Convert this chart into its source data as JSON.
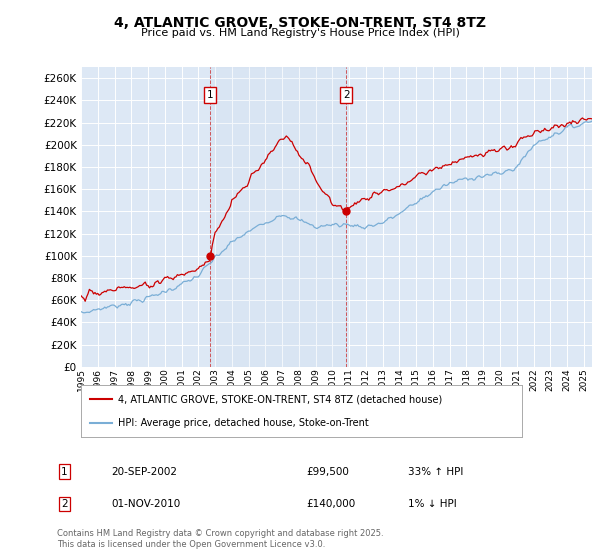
{
  "title": "4, ATLANTIC GROVE, STOKE-ON-TRENT, ST4 8TZ",
  "subtitle": "Price paid vs. HM Land Registry's House Price Index (HPI)",
  "ylim": [
    0,
    270000
  ],
  "yticks": [
    0,
    20000,
    40000,
    60000,
    80000,
    100000,
    120000,
    140000,
    160000,
    180000,
    200000,
    220000,
    240000,
    260000
  ],
  "hpi_color": "#7aaed6",
  "price_color": "#cc0000",
  "bg_plot": "#dde8f5",
  "bg_fig": "#ffffff",
  "grid_color": "#ffffff",
  "purchase1_date": 2002.72,
  "purchase1_price": 99500,
  "purchase1_label": "1",
  "purchase2_date": 2010.83,
  "purchase2_price": 140000,
  "purchase2_label": "2",
  "legend_line1": "4, ATLANTIC GROVE, STOKE-ON-TRENT, ST4 8TZ (detached house)",
  "legend_line2": "HPI: Average price, detached house, Stoke-on-Trent",
  "table_row1_num": "1",
  "table_row1_date": "20-SEP-2002",
  "table_row1_price": "£99,500",
  "table_row1_hpi": "33% ↑ HPI",
  "table_row2_num": "2",
  "table_row2_date": "01-NOV-2010",
  "table_row2_price": "£140,000",
  "table_row2_hpi": "1% ↓ HPI",
  "footer": "Contains HM Land Registry data © Crown copyright and database right 2025.\nThis data is licensed under the Open Government Licence v3.0.",
  "xstart": 1995.0,
  "xend": 2025.5,
  "hpi_base_x": [
    1995,
    1996,
    1997,
    1998,
    1999,
    2000,
    2001,
    2002,
    2003,
    2004,
    2005,
    2006,
    2007,
    2008,
    2009,
    2010,
    2011,
    2012,
    2013,
    2014,
    2015,
    2016,
    2017,
    2018,
    2019,
    2020,
    2021,
    2022,
    2023,
    2024,
    2025.5
  ],
  "hpi_base_y": [
    48000,
    52000,
    55000,
    58000,
    62000,
    68000,
    74000,
    82000,
    98000,
    112000,
    122000,
    130000,
    138000,
    132000,
    126000,
    128000,
    128000,
    126000,
    130000,
    138000,
    148000,
    158000,
    165000,
    170000,
    172000,
    174000,
    180000,
    200000,
    208000,
    215000,
    222000
  ],
  "price_base_x": [
    1995,
    1996,
    1997,
    1998,
    1999,
    2000,
    2001,
    2002,
    2002.72,
    2003,
    2004,
    2005,
    2006,
    2007.3,
    2007.8,
    2008.5,
    2009,
    2009.5,
    2010,
    2010.5,
    2010.83,
    2011,
    2011.5,
    2012,
    2013,
    2014,
    2015,
    2016,
    2017,
    2018,
    2019,
    2020,
    2021,
    2022,
    2023,
    2024,
    2025.5
  ],
  "price_base_y": [
    63000,
    66000,
    70000,
    72000,
    74000,
    78000,
    82000,
    88000,
    99500,
    118000,
    148000,
    168000,
    188000,
    210000,
    198000,
    182000,
    168000,
    155000,
    148000,
    142000,
    140000,
    143000,
    150000,
    152000,
    158000,
    163000,
    172000,
    178000,
    183000,
    188000,
    192000,
    196000,
    202000,
    210000,
    215000,
    218000,
    225000
  ]
}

******

### Your objective
Look through the records and gather every line containing "data".

### Full response
Convert this chart into its source data as JSON.
  "footer": "Contains HM Land Registry data © Crown copyright and database right 2025.\nThis data is licensed under the Open Government Licence v3.0.",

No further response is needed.